#### Task instructions
Below are some entries. Copy each line that holds the string "Indiciel".
## Begin Task inputs
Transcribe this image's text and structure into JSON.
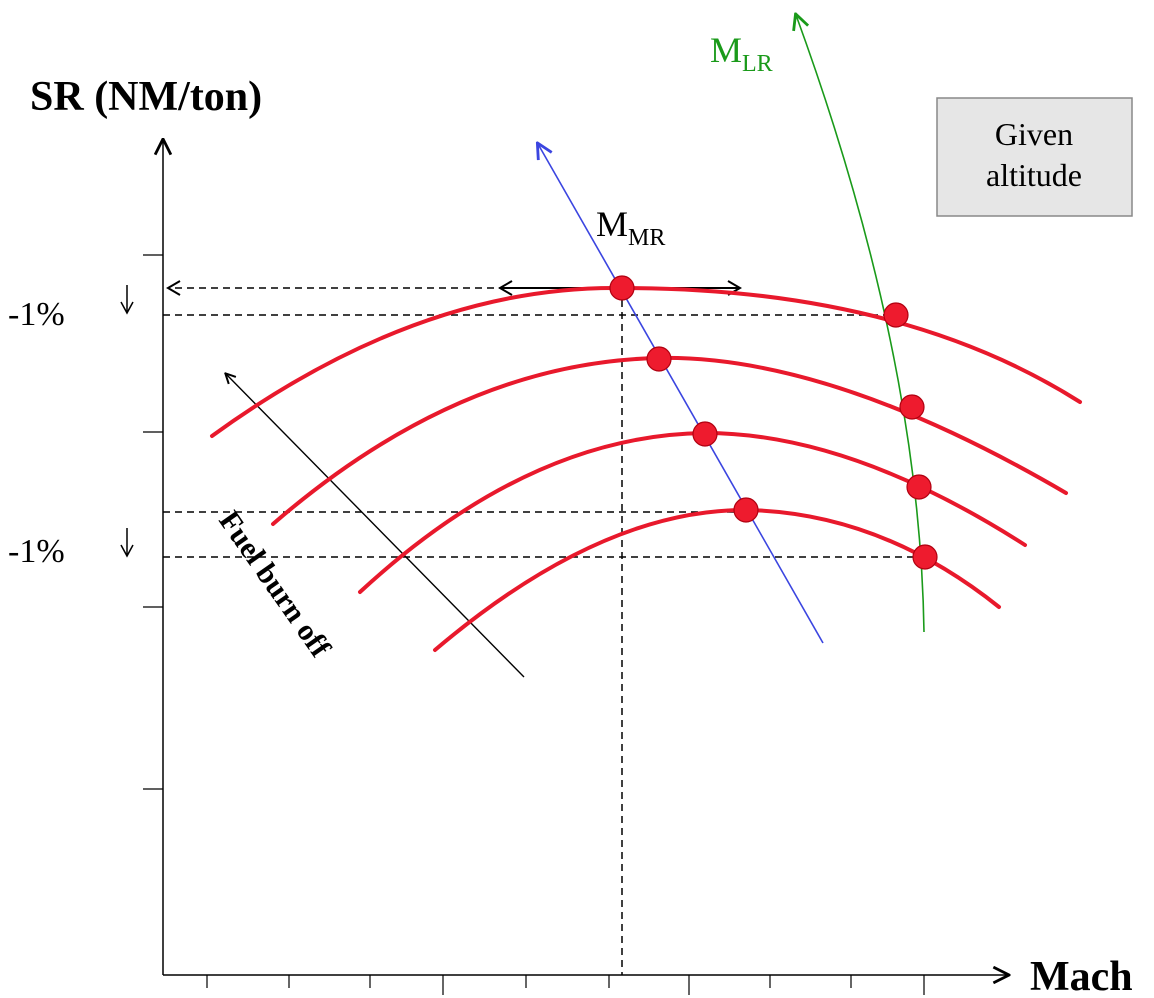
{
  "axes": {
    "y_title": "SR (NM/ton)",
    "x_title": "Mach"
  },
  "percent_labels": [
    "-1%",
    "-1%"
  ],
  "lines": {
    "mmr": {
      "base": "M",
      "sub": "MR",
      "color": "#3b45e0"
    },
    "mlr": {
      "base": "M",
      "sub": "LR",
      "color": "#1a9a1a"
    }
  },
  "annotation": "Fuel burn off",
  "info_box": {
    "line1": "Given",
    "line2": "altitude"
  },
  "colors": {
    "curve": "#e8192c",
    "point": "#ee1b2e",
    "axis": "#000000",
    "box_fill": "#e6e6e6"
  },
  "curves": [
    {
      "name": "sr-curve-1"
    },
    {
      "name": "sr-curve-2"
    },
    {
      "name": "sr-curve-3"
    },
    {
      "name": "sr-curve-4"
    }
  ]
}
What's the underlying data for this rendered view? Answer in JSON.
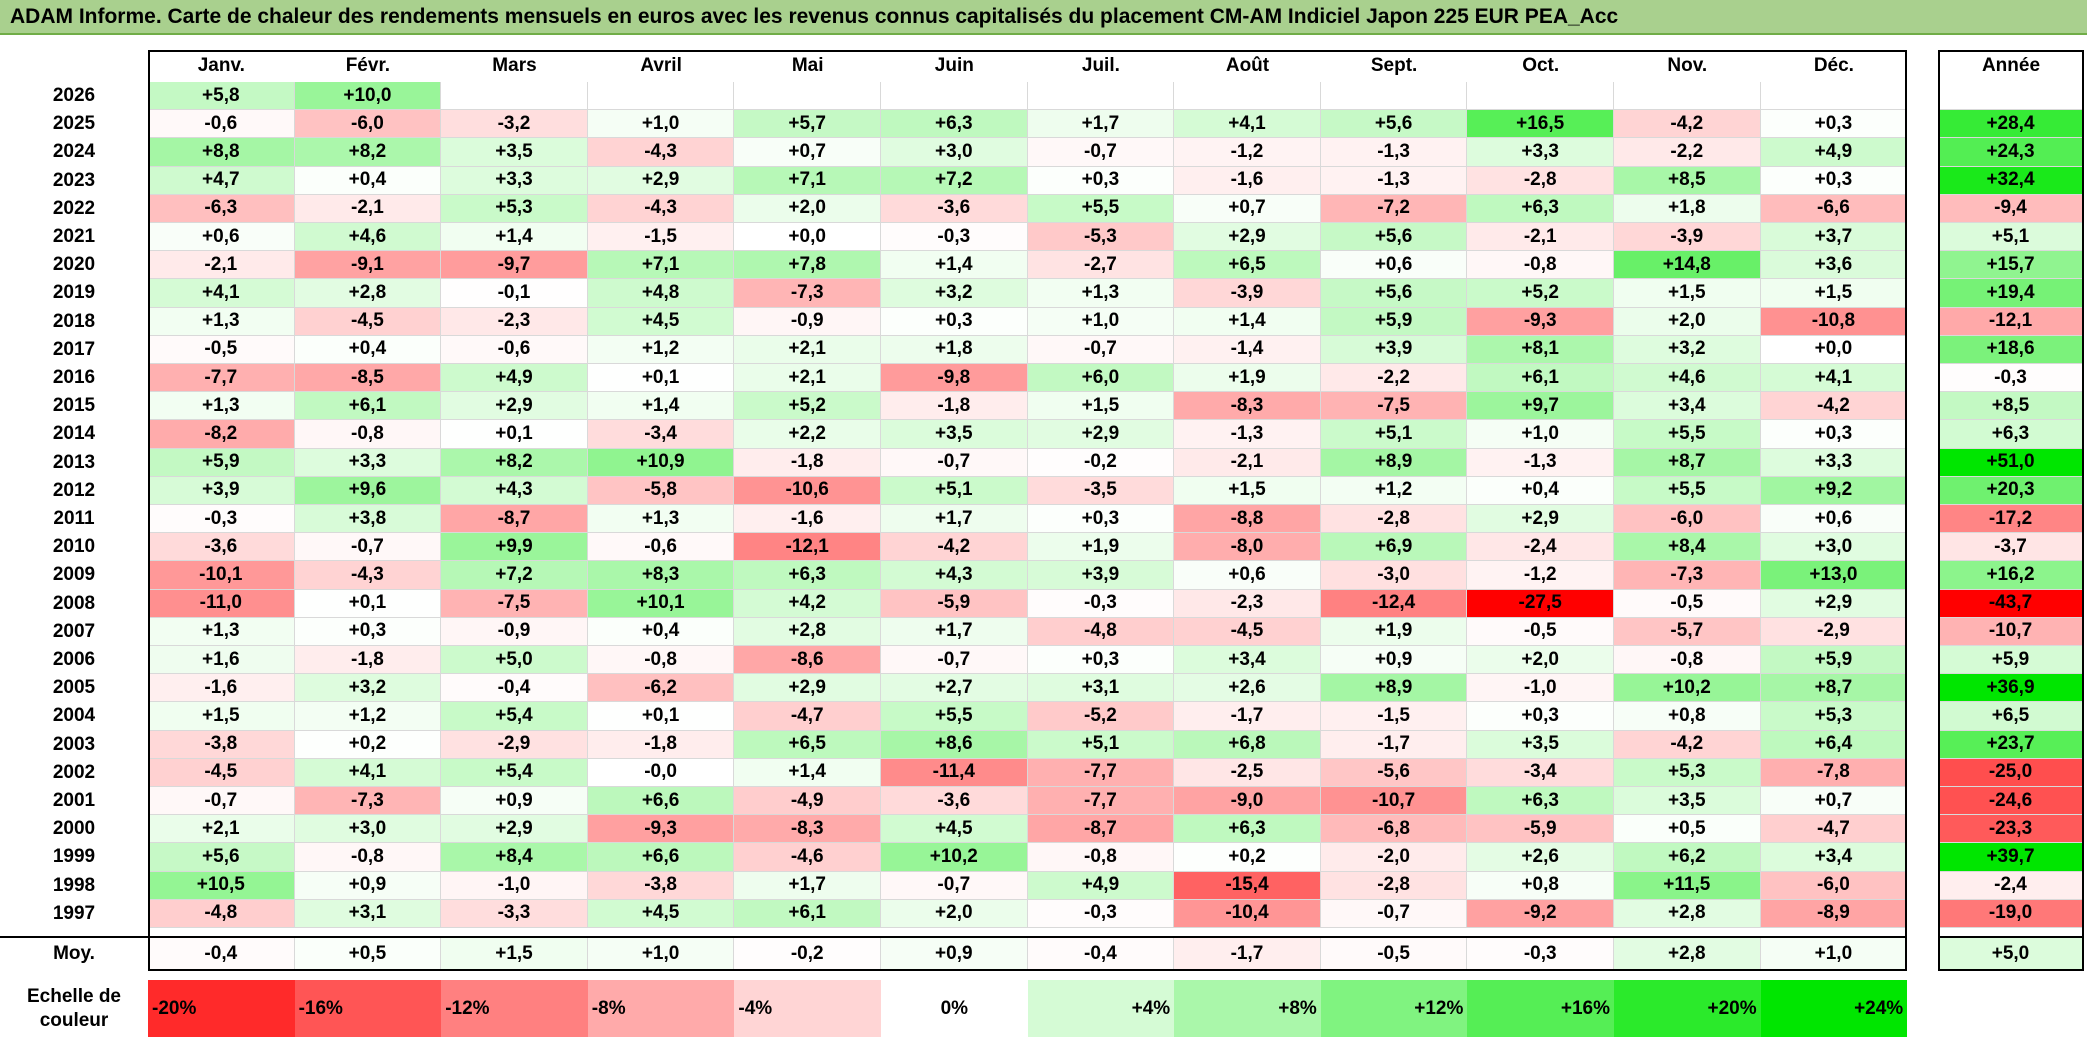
{
  "title": "ADAM Informe. Carte de chaleur des rendements mensuels en euros avec les revenus connus capitalisés du placement CM-AM Indiciel Japon 225 EUR PEA_Acc",
  "chart_data": {
    "type": "heatmap",
    "title": "ADAM Informe. Carte de chaleur des rendements mensuels en euros avec les revenus connus capitalisés du placement CM-AM Indiciel Japon 225 EUR PEA_Acc",
    "columns": [
      "Janv.",
      "Févr.",
      "Mars",
      "Avril",
      "Mai",
      "Juin",
      "Juil.",
      "Août",
      "Sept.",
      "Oct.",
      "Nov.",
      "Déc."
    ],
    "annual_header": "Année",
    "rows": [
      {
        "year": "2026",
        "values": [
          "+5,8",
          "+10,0",
          "",
          "",
          "",
          "",
          "",
          "",
          "",
          "",
          "",
          ""
        ],
        "annual": ""
      },
      {
        "year": "2025",
        "values": [
          "-0,6",
          "-6,0",
          "-3,2",
          "+1,0",
          "+5,7",
          "+6,3",
          "+1,7",
          "+4,1",
          "+5,6",
          "+16,5",
          "-4,2",
          "+0,3"
        ],
        "annual": "+28,4"
      },
      {
        "year": "2024",
        "values": [
          "+8,8",
          "+8,2",
          "+3,5",
          "-4,3",
          "+0,7",
          "+3,0",
          "-0,7",
          "-1,2",
          "-1,3",
          "+3,3",
          "-2,2",
          "+4,9"
        ],
        "annual": "+24,3"
      },
      {
        "year": "2023",
        "values": [
          "+4,7",
          "+0,4",
          "+3,3",
          "+2,9",
          "+7,1",
          "+7,2",
          "+0,3",
          "-1,6",
          "-1,3",
          "-2,8",
          "+8,5",
          "+0,3"
        ],
        "annual": "+32,4"
      },
      {
        "year": "2022",
        "values": [
          "-6,3",
          "-2,1",
          "+5,3",
          "-4,3",
          "+2,0",
          "-3,6",
          "+5,5",
          "+0,7",
          "-7,2",
          "+6,3",
          "+1,8",
          "-6,6"
        ],
        "annual": "-9,4"
      },
      {
        "year": "2021",
        "values": [
          "+0,6",
          "+4,6",
          "+1,4",
          "-1,5",
          "+0,0",
          "-0,3",
          "-5,3",
          "+2,9",
          "+5,6",
          "-2,1",
          "-3,9",
          "+3,7"
        ],
        "annual": "+5,1"
      },
      {
        "year": "2020",
        "values": [
          "-2,1",
          "-9,1",
          "-9,7",
          "+7,1",
          "+7,8",
          "+1,4",
          "-2,7",
          "+6,5",
          "+0,6",
          "-0,8",
          "+14,8",
          "+3,6"
        ],
        "annual": "+15,7"
      },
      {
        "year": "2019",
        "values": [
          "+4,1",
          "+2,8",
          "-0,1",
          "+4,8",
          "-7,3",
          "+3,2",
          "+1,3",
          "-3,9",
          "+5,6",
          "+5,2",
          "+1,5",
          "+1,5"
        ],
        "annual": "+19,4"
      },
      {
        "year": "2018",
        "values": [
          "+1,3",
          "-4,5",
          "-2,3",
          "+4,5",
          "-0,9",
          "+0,3",
          "+1,0",
          "+1,4",
          "+5,9",
          "-9,3",
          "+2,0",
          "-10,8"
        ],
        "annual": "-12,1"
      },
      {
        "year": "2017",
        "values": [
          "-0,5",
          "+0,4",
          "-0,6",
          "+1,2",
          "+2,1",
          "+1,8",
          "-0,7",
          "-1,4",
          "+3,9",
          "+8,1",
          "+3,2",
          "+0,0"
        ],
        "annual": "+18,6"
      },
      {
        "year": "2016",
        "values": [
          "-7,7",
          "-8,5",
          "+4,9",
          "+0,1",
          "+2,1",
          "-9,8",
          "+6,0",
          "+1,9",
          "-2,2",
          "+6,1",
          "+4,6",
          "+4,1"
        ],
        "annual": "-0,3"
      },
      {
        "year": "2015",
        "values": [
          "+1,3",
          "+6,1",
          "+2,9",
          "+1,4",
          "+5,2",
          "-1,8",
          "+1,5",
          "-8,3",
          "-7,5",
          "+9,7",
          "+3,4",
          "-4,2"
        ],
        "annual": "+8,5"
      },
      {
        "year": "2014",
        "values": [
          "-8,2",
          "-0,8",
          "+0,1",
          "-3,4",
          "+2,2",
          "+3,5",
          "+2,9",
          "-1,3",
          "+5,1",
          "+1,0",
          "+5,5",
          "+0,3"
        ],
        "annual": "+6,3"
      },
      {
        "year": "2013",
        "values": [
          "+5,9",
          "+3,3",
          "+8,2",
          "+10,9",
          "-1,8",
          "-0,7",
          "-0,2",
          "-2,1",
          "+8,9",
          "-1,3",
          "+8,7",
          "+3,3"
        ],
        "annual": "+51,0"
      },
      {
        "year": "2012",
        "values": [
          "+3,9",
          "+9,6",
          "+4,3",
          "-5,8",
          "-10,6",
          "+5,1",
          "-3,5",
          "+1,5",
          "+1,2",
          "+0,4",
          "+5,5",
          "+9,2"
        ],
        "annual": "+20,3"
      },
      {
        "year": "2011",
        "values": [
          "-0,3",
          "+3,8",
          "-8,7",
          "+1,3",
          "-1,6",
          "+1,7",
          "+0,3",
          "-8,8",
          "-2,8",
          "+2,9",
          "-6,0",
          "+0,6"
        ],
        "annual": "-17,2"
      },
      {
        "year": "2010",
        "values": [
          "-3,6",
          "-0,7",
          "+9,9",
          "-0,6",
          "-12,1",
          "-4,2",
          "+1,9",
          "-8,0",
          "+6,9",
          "-2,4",
          "+8,4",
          "+3,0"
        ],
        "annual": "-3,7"
      },
      {
        "year": "2009",
        "values": [
          "-10,1",
          "-4,3",
          "+7,2",
          "+8,3",
          "+6,3",
          "+4,3",
          "+3,9",
          "+0,6",
          "-3,0",
          "-1,2",
          "-7,3",
          "+13,0"
        ],
        "annual": "+16,2"
      },
      {
        "year": "2008",
        "values": [
          "-11,0",
          "+0,1",
          "-7,5",
          "+10,1",
          "+4,2",
          "-5,9",
          "-0,3",
          "-2,3",
          "-12,4",
          "-27,5",
          "-0,5",
          "+2,9"
        ],
        "annual": "-43,7"
      },
      {
        "year": "2007",
        "values": [
          "+1,3",
          "+0,3",
          "-0,9",
          "+0,4",
          "+2,8",
          "+1,7",
          "-4,8",
          "-4,5",
          "+1,9",
          "-0,5",
          "-5,7",
          "-2,9"
        ],
        "annual": "-10,7"
      },
      {
        "year": "2006",
        "values": [
          "+1,6",
          "-1,8",
          "+5,0",
          "-0,8",
          "-8,6",
          "-0,7",
          "+0,3",
          "+3,4",
          "+0,9",
          "+2,0",
          "-0,8",
          "+5,9"
        ],
        "annual": "+5,9"
      },
      {
        "year": "2005",
        "values": [
          "-1,6",
          "+3,2",
          "-0,4",
          "-6,2",
          "+2,9",
          "+2,7",
          "+3,1",
          "+2,6",
          "+8,9",
          "-1,0",
          "+10,2",
          "+8,7"
        ],
        "annual": "+36,9"
      },
      {
        "year": "2004",
        "values": [
          "+1,5",
          "+1,2",
          "+5,4",
          "+0,1",
          "-4,7",
          "+5,5",
          "-5,2",
          "-1,7",
          "-1,5",
          "+0,3",
          "+0,8",
          "+5,3"
        ],
        "annual": "+6,5"
      },
      {
        "year": "2003",
        "values": [
          "-3,8",
          "+0,2",
          "-2,9",
          "-1,8",
          "+6,5",
          "+8,6",
          "+5,1",
          "+6,8",
          "-1,7",
          "+3,5",
          "-4,2",
          "+6,4"
        ],
        "annual": "+23,7"
      },
      {
        "year": "2002",
        "values": [
          "-4,5",
          "+4,1",
          "+5,4",
          "-0,0",
          "+1,4",
          "-11,4",
          "-7,7",
          "-2,5",
          "-5,6",
          "-3,4",
          "+5,3",
          "-7,8"
        ],
        "annual": "-25,0"
      },
      {
        "year": "2001",
        "values": [
          "-0,7",
          "-7,3",
          "+0,9",
          "+6,6",
          "-4,9",
          "-3,6",
          "-7,7",
          "-9,0",
          "-10,7",
          "+6,3",
          "+3,5",
          "+0,7"
        ],
        "annual": "-24,6"
      },
      {
        "year": "2000",
        "values": [
          "+2,1",
          "+3,0",
          "+2,9",
          "-9,3",
          "-8,3",
          "+4,5",
          "-8,7",
          "+6,3",
          "-6,8",
          "-5,9",
          "+0,5",
          "-4,7"
        ],
        "annual": "-23,3"
      },
      {
        "year": "1999",
        "values": [
          "+5,6",
          "-0,8",
          "+8,4",
          "+6,6",
          "-4,6",
          "+10,2",
          "-0,8",
          "+0,2",
          "-2,0",
          "+2,6",
          "+6,2",
          "+3,4"
        ],
        "annual": "+39,7"
      },
      {
        "year": "1998",
        "values": [
          "+10,5",
          "+0,9",
          "-1,0",
          "-3,8",
          "+1,7",
          "-0,7",
          "+4,9",
          "-15,4",
          "-2,8",
          "+0,8",
          "+11,5",
          "-6,0"
        ],
        "annual": "-2,4"
      },
      {
        "year": "1997",
        "values": [
          "-4,8",
          "+3,1",
          "-3,3",
          "+4,5",
          "+6,1",
          "+2,0",
          "-0,3",
          "-10,4",
          "-0,7",
          "-9,2",
          "+2,8",
          "-8,9"
        ],
        "annual": "-19,0"
      }
    ],
    "average": {
      "label": "Moy.",
      "values": [
        "-0,4",
        "+0,5",
        "+1,5",
        "+1,0",
        "-0,2",
        "+0,9",
        "-0,4",
        "-1,7",
        "-0,5",
        "-0,3",
        "+2,8",
        "+1,0"
      ],
      "annual": "+5,0"
    },
    "scale": {
      "label": "Echelle de couleur",
      "items": [
        "-20%",
        "-16%",
        "-12%",
        "-8%",
        "-4%",
        "0%",
        "+4%",
        "+8%",
        "+12%",
        "+16%",
        "+20%",
        "+24%"
      ],
      "values": [
        -20,
        -16,
        -12,
        -8,
        -4,
        0,
        4,
        8,
        12,
        16,
        20,
        24
      ]
    },
    "colors": {
      "negative": "#ff0000",
      "zero": "#ffffff",
      "positive": "#00e600",
      "title_bg": "#a9d08e"
    }
  }
}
## End Task inputs
#### Correct answer
  "title": "ADAM Informe. Carte de chaleur des rendements mensuels en euros avec les revenus connus capitalisés du placement CM-AM Indiciel Japon 225 EUR PEA_Acc",
    "title": "ADAM Informe. Carte de chaleur des rendements mensuels en euros avec les revenus connus capitalisés du placement CM-AM Indiciel Japon 225 EUR PEA_Acc",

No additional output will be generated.